=== Given records ===

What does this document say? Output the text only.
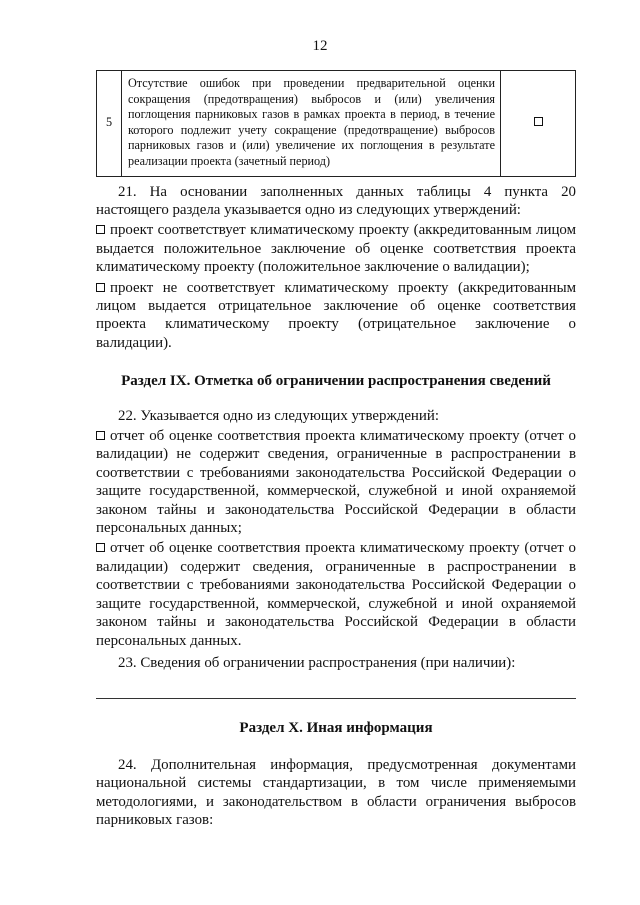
12
5	Отсутствие ошибок при проведении предварительной оценки сокращения (предотвращения) выбросов и (или) увеличения поглощения парниковых газов в рамках проекта в период, в течение которого подлежит учету сокращение (предотвращение) выбросов парниковых газов и (или) увеличение их поглощения в результате реализации проекта (зачетный период)	

21. На основании заполненных данных таблицы 4 пункта 20 настоящего раздела указывается одно из следующих утверждений:

проект соответствует климатическому проекту (аккредитованным лицом выдается положительное заключение об оценке соответствия проекта климатическому проекту (положительное заключение о валидации);

проект не соответствует климатическому проекту (аккредитованным лицом выдается отрицательное заключение об оценке соответствия проекта климатическому проекту (отрицательное заключение о валидации).

Раздел IX. Отметка об ограничении распространения сведений

22. Указывается одно из следующих утверждений:

отчет об оценке соответствия проекта климатическому проекту (отчет о валидации) не содержит сведения, ограниченные в распространении в соответствии с требованиями законодательства Российской Федерации о защите государственной, коммерческой, служебной и иной охраняемой законом тайны и законодательства Российской Федерации в области персональных данных;

отчет об оценке соответствия проекта климатическому проекту (отчет о валидации) содержит сведения, ограниченные в распространении в соответствии с требованиями законодательства Российской Федерации о защите государственной, коммерческой, служебной и иной охраняемой законом тайны и законодательства Российской Федерации в области персональных данных.

23. Сведения об ограничении распространения (при наличии):

Раздел X. Иная информация

24. Дополнительная информация, предусмотренная документами национальной системы стандартизации, в том числе применяемыми методологиями, и законодательством в области ограничения выбросов парниковых газов:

===

◆ **Your instructions**
Find how many lines of the listing include the string "аккредитованным" and give that number, nothing else.

◆ **Finished answer**
2